YOUR TASK » Where a line in the listing below contains the word "social", copy that line.

MATERIAL PROVIDED »
»»

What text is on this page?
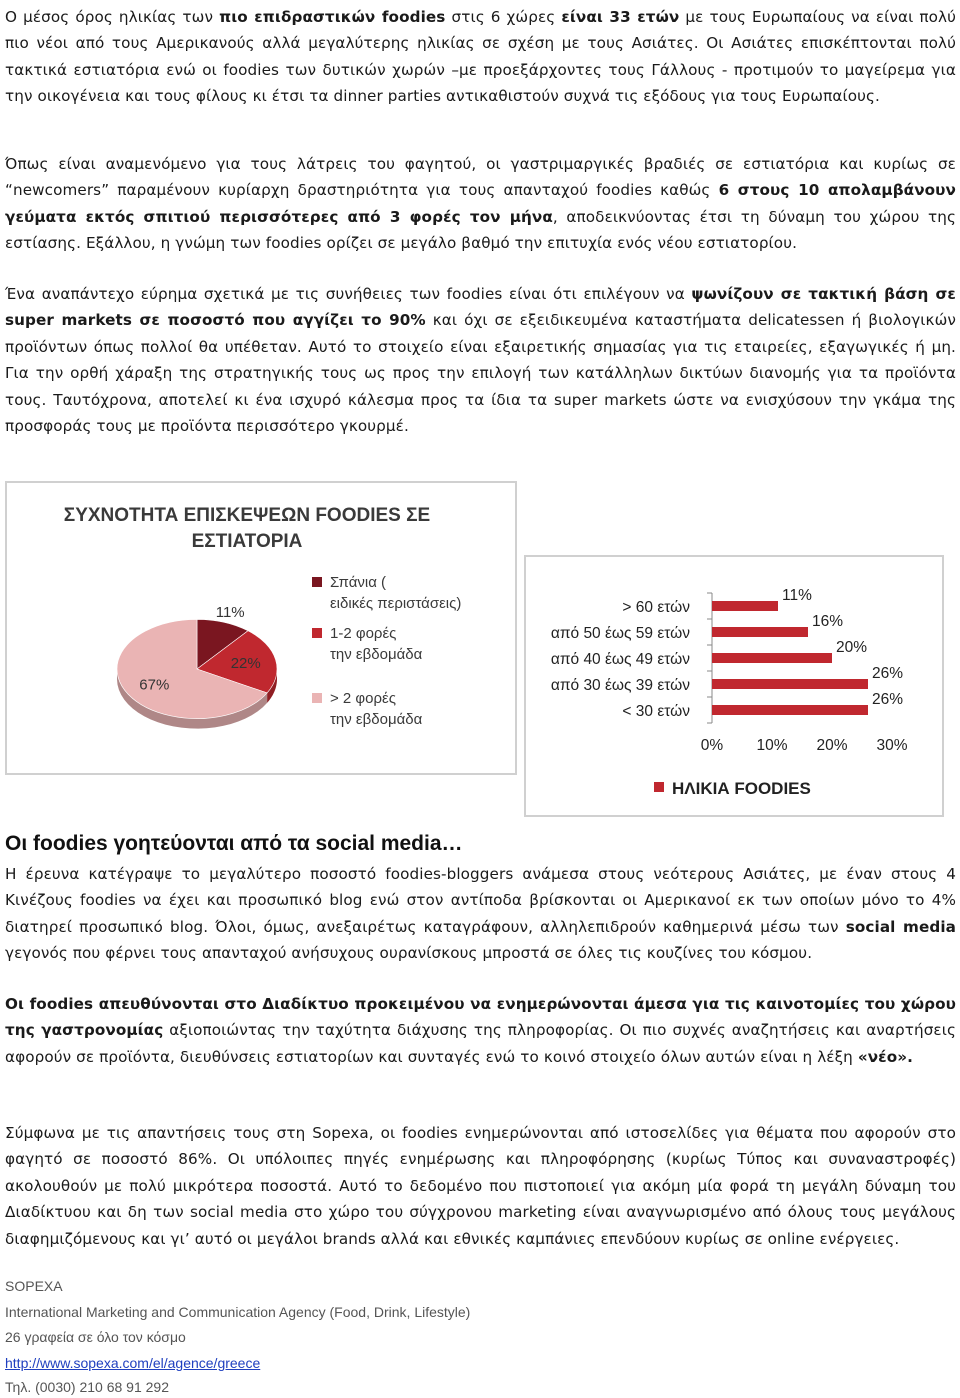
Ο μέσος όρος ηλικίας των πιο επιδραστικών foodies στις 6 χώρες είναι 33 ετών με τους Ευρωπαίους να είναι πολύ πιο νέοι από τους Αμερικανούς αλλά μεγαλύτερης ηλικίας σε σχέση με τους Ασιάτες. Οι Ασιάτες επισκέπτονται πολύ τακτικά εστιατόρια ενώ οι foodies των δυτικών χωρών –με προεξάρχοντες τους Γάλλους - προτιμούν το μαγείρεμα για την οικογένεια και τους φίλους κι έτσι τα dinner parties αντικαθιστούν συχνά τις εξόδους για τους Ευρωπαίους.
Όπως είναι αναμενόμενο για τους λάτρεις του φαγητού, οι γαστριμαργικές βραδιές σε εστιατόρια και κυρίως σε “newcomers” παραμένουν κυρίαρχη δραστηριότητα για τους απανταχού foodies καθώς 6 στους 10 απολαμβάνουν γεύματα εκτός σπιτιού περισσότερες από 3 φορές τον μήνα, αποδεικνύοντας έτσι τη δύναμη του χώρου της εστίασης. Εξάλλου, η γνώμη των foodies ορίζει σε μεγάλο βαθμό την επιτυχία ενός νέου εστιατορίου.
Ένα αναπάντεχο εύρημα σχετικά με τις συνήθειες των foodies είναι ότι επιλέγουν να ψωνίζουν σε τακτική βάση σε super markets σε ποσοστό που αγγίζει το 90% και όχι σε εξειδικευμένα καταστήματα delicatessen ή βιολογικών προϊόντων όπως πολλοί θα υπέθεταν. Αυτό το στοιχείο είναι εξαιρετικής σημασίας για τις εταιρείες, εξαγωγικές ή μη. Για την ορθή χάραξη της στρατηγικής τους ως προς την επιλογή των κατάλληλων δικτύων διανομής για τα προϊόντα τους. Ταυτόχρονα, αποτελεί κι ένα ισχυρό κάλεσμα προς τα ίδια τα super markets ώστε να ενισχύσουν την γκάμα της προσφοράς τους με προϊόντα περισσότερο γκουρμέ.
ΣΥΧΝΟΤΗΤΑ ΕΠΙΣΚΕΨΕΩΝ FOODIES ΣΕ ΕΣΤΙΑΤΟΡΙΑ
11%
22%
67%
Σπάνια ( ειδικές περιστάσεις)
1-2 φορές την εβδομάδα
> 2 φορές την εβδομάδα
> 60 ετών
11%
από 50 έως 59 ετών
16%
από 40 έως 49 ετών
20%
από 30 έως 39 ετών
26%
< 30 ετών
26%
0% 10% 20% 30%
ΗΛΙΚΙΑ FOODIES
Οι foodies γοητεύονται από τα social media…
Η έρευνα κατέγραψε το μεγαλύτερο ποσοστό foodies-bloggers ανάμεσα στους νεότερους Ασιάτες, με έναν στους 4 Κινέζους foodies να έχει και προσωπικό blog ενώ στον αντίποδα βρίσκονται οι Αμερικανοί εκ των οποίων μόνο το 4% διατηρεί προσωπικό blog. Όλοι, όμως, ανεξαιρέτως καταγράφουν, αλληλεπιδρούν καθημερινά μέσω των social media γεγονός που φέρνει τους απανταχού ανήσυχους ουρανίσκους μπροστά σε όλες τις κουζίνες του κόσμου.
Οι foodies απευθύνονται στο Διαδίκτυο προκειμένου να ενημερώνονται άμεσα για τις καινοτομίες του χώρου της γαστρονομίας αξιοποιώντας την ταχύτητα διάχυσης της πληροφορίας. Οι πιο συχνές αναζητήσεις και αναρτήσεις αφορούν σε προϊόντα, διευθύνσεις εστιατορίων και συνταγές ενώ το κοινό στοιχείο όλων αυτών είναι η λέξη «νέο».
Σύμφωνα με τις απαντήσεις τους στη Sopexa, οι foodies ενημερώνονται από ιστοσελίδες για θέματα που αφορούν στο φαγητό σε ποσοστό 86%. Οι υπόλοιπες πηγές ενημέρωσης και πληροφόρησης (κυρίως Τύπος και συναναστροφές) ακολουθούν με πολύ μικρότερα ποσοστά. Αυτό το δεδομένο που πιστοποιεί για ακόμη μία φορά τη μεγάλη δύναμη του Διαδίκτυου και δη των social media στο χώρο του σύγχρονου marketing είναι αναγνωρισμένο από όλους τους μεγάλους διαφημιζόμενους και γι’ αυτό οι μεγάλοι brands αλλά και εθνικές καμπάνιες επενδύουν κυρίως σε online ενέργειες.
SOPEXA
International Marketing and Communication Agency (Food, Drink, Lifestyle)
26 γραφεία σε όλο τον κόσμο
http://www.sopexa.com/el/agence/greece
Τηλ. (0030) 210 68 91 292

««

RESULT FOR THIS EXERCISE »
Οι foodies γοητεύονται από τα social media…
Η έρευνα κατέγραψε το μεγαλύτερο ποσοστό foodies-bloggers ανάμεσα στους νεότερους Ασιάτες, με έναν στους 4 Κινέζους foodies να έχει και προσωπικό blog ενώ στον αντίποδα βρίσκονται οι Αμερικανοί εκ των οποίων μόνο το 4% διατηρεί προσωπικό blog. Όλοι, όμως, ανεξαιρέτως καταγράφουν, αλληλεπιδρούν καθημερινά μέσω των social media γεγονός που φέρνει τους απανταχού ανήσυχους ουρανίσκους μπροστά σε όλες τις κουζίνες του κόσμου.
Σύμφωνα με τις απαντήσεις τους στη Sopexa, οι foodies ενημερώνονται από ιστοσελίδες για θέματα που αφορούν στο φαγητό σε ποσοστό 86%. Οι υπόλοιπες πηγές ενημέρωσης και πληροφόρησης (κυρίως Τύπος και συναναστροφές) ακολουθούν με πολύ μικρότερα ποσοστά. Αυτό το δεδομένο που πιστοποιεί για ακόμη μία φορά τη μεγάλη δύναμη του Διαδίκτυου και δη των social media στο χώρο του σύγχρονου marketing είναι αναγνωρισμένο από όλους τους μεγάλους διαφημιζόμενους και γι’ αυτό οι μεγάλοι brands αλλά και εθνικές καμπάνιες επενδύουν κυρίως σε online ενέργειες.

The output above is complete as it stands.